Pick out every line in the items below that contains the string "Data", and copy each of those lines in full.

################

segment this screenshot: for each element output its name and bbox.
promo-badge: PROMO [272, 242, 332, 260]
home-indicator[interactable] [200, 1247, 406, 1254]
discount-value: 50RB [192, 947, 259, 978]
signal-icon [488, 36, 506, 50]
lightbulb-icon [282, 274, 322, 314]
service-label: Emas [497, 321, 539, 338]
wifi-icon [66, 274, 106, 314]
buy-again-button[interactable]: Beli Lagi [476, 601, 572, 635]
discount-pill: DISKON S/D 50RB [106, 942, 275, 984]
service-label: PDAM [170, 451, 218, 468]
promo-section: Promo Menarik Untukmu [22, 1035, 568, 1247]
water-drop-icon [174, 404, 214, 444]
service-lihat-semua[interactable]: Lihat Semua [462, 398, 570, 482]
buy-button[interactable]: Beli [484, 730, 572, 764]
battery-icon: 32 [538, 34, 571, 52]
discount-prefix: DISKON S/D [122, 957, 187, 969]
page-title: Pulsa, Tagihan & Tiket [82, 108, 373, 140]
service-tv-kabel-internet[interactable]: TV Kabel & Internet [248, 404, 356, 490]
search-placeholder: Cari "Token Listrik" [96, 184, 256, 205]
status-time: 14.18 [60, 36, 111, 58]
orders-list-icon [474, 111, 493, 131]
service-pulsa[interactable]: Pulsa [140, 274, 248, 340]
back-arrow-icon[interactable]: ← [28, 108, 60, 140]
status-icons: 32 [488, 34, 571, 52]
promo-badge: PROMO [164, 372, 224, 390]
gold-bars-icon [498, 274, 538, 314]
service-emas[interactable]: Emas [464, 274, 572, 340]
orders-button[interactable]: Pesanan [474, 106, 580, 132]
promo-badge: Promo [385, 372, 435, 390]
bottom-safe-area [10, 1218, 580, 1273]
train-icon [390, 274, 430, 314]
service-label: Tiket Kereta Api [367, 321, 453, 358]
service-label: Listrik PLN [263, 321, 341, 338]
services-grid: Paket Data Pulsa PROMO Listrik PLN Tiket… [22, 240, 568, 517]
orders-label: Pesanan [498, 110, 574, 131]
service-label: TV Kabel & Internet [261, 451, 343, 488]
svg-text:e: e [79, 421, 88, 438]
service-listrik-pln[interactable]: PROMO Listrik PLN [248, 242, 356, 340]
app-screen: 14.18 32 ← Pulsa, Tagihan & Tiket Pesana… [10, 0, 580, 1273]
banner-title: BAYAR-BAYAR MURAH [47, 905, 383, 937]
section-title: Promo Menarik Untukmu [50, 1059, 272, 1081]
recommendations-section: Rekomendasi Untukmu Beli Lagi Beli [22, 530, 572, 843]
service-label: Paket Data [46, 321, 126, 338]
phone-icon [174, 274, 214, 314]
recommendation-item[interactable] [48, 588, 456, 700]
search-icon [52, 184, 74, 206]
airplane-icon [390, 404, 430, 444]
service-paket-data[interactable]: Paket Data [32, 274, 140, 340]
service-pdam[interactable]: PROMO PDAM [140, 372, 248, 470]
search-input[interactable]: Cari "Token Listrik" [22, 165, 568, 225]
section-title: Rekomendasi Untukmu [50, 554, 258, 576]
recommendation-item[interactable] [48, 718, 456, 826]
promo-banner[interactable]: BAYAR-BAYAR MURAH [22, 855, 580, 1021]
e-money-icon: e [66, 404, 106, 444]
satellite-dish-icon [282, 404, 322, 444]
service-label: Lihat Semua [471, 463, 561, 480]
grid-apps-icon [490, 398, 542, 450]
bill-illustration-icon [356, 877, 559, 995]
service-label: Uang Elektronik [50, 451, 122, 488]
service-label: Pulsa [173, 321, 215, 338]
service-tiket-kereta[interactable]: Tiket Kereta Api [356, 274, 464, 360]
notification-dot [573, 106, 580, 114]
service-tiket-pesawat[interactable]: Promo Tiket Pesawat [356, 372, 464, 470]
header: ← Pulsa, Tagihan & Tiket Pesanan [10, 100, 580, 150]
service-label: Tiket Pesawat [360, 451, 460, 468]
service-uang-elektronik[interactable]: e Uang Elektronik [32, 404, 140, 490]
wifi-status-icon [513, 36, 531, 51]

################

Result of this exercise
services-grid: Paket Data Pulsa PROMO Listrik PLN Tiket… [22, 240, 568, 517]
service-label: Paket Data [46, 321, 126, 338]
service-paket-data[interactable]: Paket Data [32, 274, 140, 340]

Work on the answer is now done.